## Exercise requirements:
Produce a verbatim copy of the entries listed below.

☆ ☆ ☆ ☆

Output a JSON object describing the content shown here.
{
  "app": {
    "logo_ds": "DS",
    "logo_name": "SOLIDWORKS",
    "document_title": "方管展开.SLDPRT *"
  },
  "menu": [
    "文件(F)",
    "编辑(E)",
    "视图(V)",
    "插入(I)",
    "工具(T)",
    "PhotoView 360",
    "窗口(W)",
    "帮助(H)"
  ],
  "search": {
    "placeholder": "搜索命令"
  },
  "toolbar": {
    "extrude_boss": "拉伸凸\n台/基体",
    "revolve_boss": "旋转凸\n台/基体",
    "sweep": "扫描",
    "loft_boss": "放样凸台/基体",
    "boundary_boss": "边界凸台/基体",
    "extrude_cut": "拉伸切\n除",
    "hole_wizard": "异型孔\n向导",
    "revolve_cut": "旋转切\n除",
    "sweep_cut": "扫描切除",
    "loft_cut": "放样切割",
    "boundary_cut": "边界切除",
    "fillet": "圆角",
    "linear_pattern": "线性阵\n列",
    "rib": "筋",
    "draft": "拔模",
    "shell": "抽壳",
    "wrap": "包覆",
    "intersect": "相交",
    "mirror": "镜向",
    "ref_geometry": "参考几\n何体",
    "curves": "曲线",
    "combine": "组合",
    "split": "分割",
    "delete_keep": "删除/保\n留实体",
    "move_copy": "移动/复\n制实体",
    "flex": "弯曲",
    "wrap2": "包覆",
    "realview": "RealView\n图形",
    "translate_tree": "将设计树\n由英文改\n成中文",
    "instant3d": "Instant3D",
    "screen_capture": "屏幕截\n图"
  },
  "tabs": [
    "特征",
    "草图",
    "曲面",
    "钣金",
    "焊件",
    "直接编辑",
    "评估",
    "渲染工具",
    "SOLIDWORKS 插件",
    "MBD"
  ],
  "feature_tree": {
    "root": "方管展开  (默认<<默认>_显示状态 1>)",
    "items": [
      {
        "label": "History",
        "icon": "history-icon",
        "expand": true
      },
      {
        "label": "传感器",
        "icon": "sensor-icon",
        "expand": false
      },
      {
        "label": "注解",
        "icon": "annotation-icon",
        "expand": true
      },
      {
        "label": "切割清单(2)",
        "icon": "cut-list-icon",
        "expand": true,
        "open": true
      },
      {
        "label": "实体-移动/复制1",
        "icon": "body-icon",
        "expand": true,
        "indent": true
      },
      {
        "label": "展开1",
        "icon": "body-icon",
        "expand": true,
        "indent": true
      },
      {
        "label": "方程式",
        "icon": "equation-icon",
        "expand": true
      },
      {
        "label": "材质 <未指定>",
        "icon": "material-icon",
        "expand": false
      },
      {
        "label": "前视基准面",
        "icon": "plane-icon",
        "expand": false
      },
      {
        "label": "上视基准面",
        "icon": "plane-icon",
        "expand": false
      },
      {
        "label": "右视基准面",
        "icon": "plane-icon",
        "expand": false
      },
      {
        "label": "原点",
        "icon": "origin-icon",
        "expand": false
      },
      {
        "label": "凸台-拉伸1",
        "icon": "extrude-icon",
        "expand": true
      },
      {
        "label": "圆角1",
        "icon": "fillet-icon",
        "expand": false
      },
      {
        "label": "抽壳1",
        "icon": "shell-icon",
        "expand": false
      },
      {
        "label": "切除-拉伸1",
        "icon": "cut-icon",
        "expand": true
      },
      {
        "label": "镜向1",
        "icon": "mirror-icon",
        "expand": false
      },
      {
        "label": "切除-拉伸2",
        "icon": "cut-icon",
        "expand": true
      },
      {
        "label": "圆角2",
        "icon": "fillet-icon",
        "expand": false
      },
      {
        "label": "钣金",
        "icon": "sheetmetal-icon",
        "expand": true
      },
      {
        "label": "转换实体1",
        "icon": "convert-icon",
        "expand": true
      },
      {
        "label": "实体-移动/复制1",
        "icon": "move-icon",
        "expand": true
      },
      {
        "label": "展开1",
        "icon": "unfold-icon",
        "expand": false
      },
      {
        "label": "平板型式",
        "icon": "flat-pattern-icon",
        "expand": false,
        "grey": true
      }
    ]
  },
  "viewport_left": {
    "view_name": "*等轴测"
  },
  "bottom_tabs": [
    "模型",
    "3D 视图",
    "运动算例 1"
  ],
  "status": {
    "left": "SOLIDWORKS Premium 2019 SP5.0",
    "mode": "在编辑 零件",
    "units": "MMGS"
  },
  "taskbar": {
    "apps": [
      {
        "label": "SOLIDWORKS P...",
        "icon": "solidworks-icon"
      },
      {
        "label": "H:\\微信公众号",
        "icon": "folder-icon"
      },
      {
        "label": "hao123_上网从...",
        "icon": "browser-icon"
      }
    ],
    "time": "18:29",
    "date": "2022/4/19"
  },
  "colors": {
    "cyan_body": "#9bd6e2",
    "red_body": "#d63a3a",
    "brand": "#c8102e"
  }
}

☆ ☆ ☆ ☆

## Response below:
Output a JSON object describing the content shown here.
{
  "app": {
    "logo_ds": "DS",
    "logo_name": "SOLIDWORKS",
    "document_title": "方管展开.SLDPRT *"
  },
  "menu": [
    "文件(F)",
    "编辑(E)",
    "视图(V)",
    "插入(I)",
    "工具(T)",
    "PhotoView 360",
    "窗口(W)",
    "帮助(H)"
  ],
  "search": {
    "placeholder": "搜索命令"
  },
  "toolbar": {
    "extrude_boss": "拉伸凸\n台/基体",
    "revolve_boss": "旋转凸\n台/基体",
    "sweep": "扫描",
    "loft_boss": "放样凸台/基体",
    "boundary_boss": "边界凸台/基体",
    "extrude_cut": "拉伸切\n除",
    "hole_wizard": "异型孔\n向导",
    "revolve_cut": "旋转切\n除",
    "sweep_cut": "扫描切除",
    "loft_cut": "放样切割",
    "boundary_cut": "边界切除",
    "fillet": "圆角",
    "linear_pattern": "线性阵\n列",
    "rib": "筋",
    "draft": "拔模",
    "shell": "抽壳",
    "wrap": "包覆",
    "intersect": "相交",
    "mirror": "镜向",
    "ref_geometry": "参考几\n何体",
    "curves": "曲线",
    "combine": "组合",
    "split": "分割",
    "delete_keep": "删除/保\n留实体",
    "move_copy": "移动/复\n制实体",
    "flex": "弯曲",
    "wrap2": "包覆",
    "realview": "RealView\n图形",
    "translate_tree": "将设计树\n由英文改\n成中文",
    "instant3d": "Instant3D",
    "screen_capture": "屏幕截\n图"
  },
  "tabs": [
    "特征",
    "草图",
    "曲面",
    "钣金",
    "焊件",
    "直接编辑",
    "评估",
    "渲染工具",
    "SOLIDWORKS 插件",
    "MBD"
  ],
  "feature_tree": {
    "root": "方管展开  (默认<<默认>_显示状态 1>)",
    "items": [
      {
        "label": "History",
        "icon": "history-icon",
        "expand": true
      },
      {
        "label": "传感器",
        "icon": "sensor-icon",
        "expand": false
      },
      {
        "label": "注解",
        "icon": "annotation-icon",
        "expand": true
      },
      {
        "label": "切割清单(2)",
        "icon": "cut-list-icon",
        "expand": true,
        "open": true
      },
      {
        "label": "实体-移动/复制1",
        "icon": "body-icon",
        "expand": true,
        "indent": true
      },
      {
        "label": "展开1",
        "icon": "body-icon",
        "expand": true,
        "indent": true
      },
      {
        "label": "方程式",
        "icon": "equation-icon",
        "expand": true
      },
      {
        "label": "材质 <未指定>",
        "icon": "material-icon",
        "expand": false
      },
      {
        "label": "前视基准面",
        "icon": "plane-icon",
        "expand": false
      },
      {
        "label": "上视基准面",
        "icon": "plane-icon",
        "expand": false
      },
      {
        "label": "右视基准面",
        "icon": "plane-icon",
        "expand": false
      },
      {
        "label": "原点",
        "icon": "origin-icon",
        "expand": false
      },
      {
        "label": "凸台-拉伸1",
        "icon": "extrude-icon",
        "expand": true
      },
      {
        "label": "圆角1",
        "icon": "fillet-icon",
        "expand": false
      },
      {
        "label": "抽壳1",
        "icon": "shell-icon",
        "expand": false
      },
      {
        "label": "切除-拉伸1",
        "icon": "cut-icon",
        "expand": true
      },
      {
        "label": "镜向1",
        "icon": "mirror-icon",
        "expand": false
      },
      {
        "label": "切除-拉伸2",
        "icon": "cut-icon",
        "expand": true
      },
      {
        "label": "圆角2",
        "icon": "fillet-icon",
        "expand": false
      },
      {
        "label": "钣金",
        "icon": "sheetmetal-icon",
        "expand": true
      },
      {
        "label": "转换实体1",
        "icon": "convert-icon",
        "expand": true
      },
      {
        "label": "实体-移动/复制1",
        "icon": "move-icon",
        "expand": true
      },
      {
        "label": "展开1",
        "icon": "unfold-icon",
        "expand": false
      },
      {
        "label": "平板型式",
        "icon": "flat-pattern-icon",
        "expand": false,
        "grey": true
      }
    ]
  },
  "viewport_left": {
    "view_name": "*等轴测"
  },
  "bottom_tabs": [
    "模型",
    "3D 视图",
    "运动算例 1"
  ],
  "status": {
    "left": "SOLIDWORKS Premium 2019 SP5.0",
    "mode": "在编辑 零件",
    "units": "MMGS"
  },
  "taskbar": {
    "apps": [
      {
        "label": "SOLIDWORKS P...",
        "icon": "solidworks-icon"
      },
      {
        "label": "H:\\微信公众号",
        "icon": "folder-icon"
      },
      {
        "label": "hao123_上网从...",
        "icon": "browser-icon"
      }
    ],
    "time": "18:29",
    "date": "2022/4/19"
  },
  "colors": {
    "cyan_body": "#9bd6e2",
    "red_body": "#d63a3a",
    "brand": "#c8102e"
  }
}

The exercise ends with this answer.